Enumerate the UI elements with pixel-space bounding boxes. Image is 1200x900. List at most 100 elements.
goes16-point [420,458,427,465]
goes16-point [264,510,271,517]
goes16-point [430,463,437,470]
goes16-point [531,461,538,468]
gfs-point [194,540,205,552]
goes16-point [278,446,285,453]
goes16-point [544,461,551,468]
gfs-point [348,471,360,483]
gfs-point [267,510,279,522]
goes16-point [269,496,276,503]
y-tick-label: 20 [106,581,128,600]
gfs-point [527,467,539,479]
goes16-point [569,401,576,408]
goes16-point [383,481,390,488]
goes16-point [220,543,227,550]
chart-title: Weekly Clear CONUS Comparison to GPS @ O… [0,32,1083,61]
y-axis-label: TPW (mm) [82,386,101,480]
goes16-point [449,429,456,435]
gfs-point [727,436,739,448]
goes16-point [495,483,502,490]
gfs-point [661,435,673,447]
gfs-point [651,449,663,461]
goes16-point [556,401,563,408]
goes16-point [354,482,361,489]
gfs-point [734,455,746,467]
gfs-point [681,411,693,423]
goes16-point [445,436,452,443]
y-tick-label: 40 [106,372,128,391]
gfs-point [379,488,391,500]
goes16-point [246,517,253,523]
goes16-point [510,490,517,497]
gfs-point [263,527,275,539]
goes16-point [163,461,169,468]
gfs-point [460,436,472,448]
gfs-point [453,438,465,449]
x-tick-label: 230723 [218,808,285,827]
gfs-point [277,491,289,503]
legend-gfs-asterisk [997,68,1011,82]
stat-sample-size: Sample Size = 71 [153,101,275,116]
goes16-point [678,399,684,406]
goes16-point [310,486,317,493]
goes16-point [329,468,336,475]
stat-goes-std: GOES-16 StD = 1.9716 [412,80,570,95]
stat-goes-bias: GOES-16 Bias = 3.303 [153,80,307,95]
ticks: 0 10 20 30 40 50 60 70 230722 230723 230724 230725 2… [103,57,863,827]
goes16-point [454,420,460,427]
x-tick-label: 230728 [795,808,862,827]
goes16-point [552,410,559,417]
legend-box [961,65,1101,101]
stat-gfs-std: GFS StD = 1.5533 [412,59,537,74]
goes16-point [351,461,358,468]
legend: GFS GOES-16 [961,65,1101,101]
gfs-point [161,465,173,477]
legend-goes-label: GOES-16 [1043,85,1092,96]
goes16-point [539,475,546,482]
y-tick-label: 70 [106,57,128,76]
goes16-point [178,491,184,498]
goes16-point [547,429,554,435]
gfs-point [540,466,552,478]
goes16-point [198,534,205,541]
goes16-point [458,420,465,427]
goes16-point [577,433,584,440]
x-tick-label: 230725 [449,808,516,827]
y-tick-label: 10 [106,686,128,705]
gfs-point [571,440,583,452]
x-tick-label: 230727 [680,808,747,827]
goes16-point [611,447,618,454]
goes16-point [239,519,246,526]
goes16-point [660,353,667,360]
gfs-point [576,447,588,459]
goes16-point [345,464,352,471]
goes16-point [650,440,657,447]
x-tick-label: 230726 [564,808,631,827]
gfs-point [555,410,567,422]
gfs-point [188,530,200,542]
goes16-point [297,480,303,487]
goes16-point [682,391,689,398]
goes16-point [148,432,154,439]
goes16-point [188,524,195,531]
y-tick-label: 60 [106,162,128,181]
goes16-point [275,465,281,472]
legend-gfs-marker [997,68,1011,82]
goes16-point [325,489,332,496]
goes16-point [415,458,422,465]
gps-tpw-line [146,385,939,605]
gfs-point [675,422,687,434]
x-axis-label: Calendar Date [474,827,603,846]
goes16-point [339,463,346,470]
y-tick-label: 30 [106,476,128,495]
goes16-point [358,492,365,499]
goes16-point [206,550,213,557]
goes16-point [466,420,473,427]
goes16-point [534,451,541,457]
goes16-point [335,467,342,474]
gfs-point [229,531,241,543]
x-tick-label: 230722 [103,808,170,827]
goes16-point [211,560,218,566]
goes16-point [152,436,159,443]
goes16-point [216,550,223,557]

+++

- _Task objective_: Convert the stretch from the start of the entries through the line containing "goes16-point [383,481,390,488]" into a Markdown table with the columns Row and Text. Number each line and leave out any blank ones.

- _Finished task_:
| Row | Text |
|---|---|
| 1 | Enumerate the UI elements with pixel-space bounding boxes. Image is 1200x900. List at most 100 elements. |
| 2 | goes16-point [420,458,427,465] |
| 3 | goes16-point [264,510,271,517] |
| 4 | goes16-point [430,463,437,470] |
| 5 | goes16-point [531,461,538,468] |
| 6 | gfs-point [194,540,205,552] |
| 7 | goes16-point [278,446,285,453] |
| 8 | goes16-point [544,461,551,468] |
| 9 | gfs-point [348,471,360,483] |
| 10 | gfs-point [267,510,279,522] |
| 11 | goes16-point [269,496,276,503] |
| 12 | y-tick-label: 20 [106,581,128,600] |
| 13 | gfs-point [527,467,539,479] |
| 14 | goes16-point [569,401,576,408] |
| 15 | goes16-point [383,481,390,488] |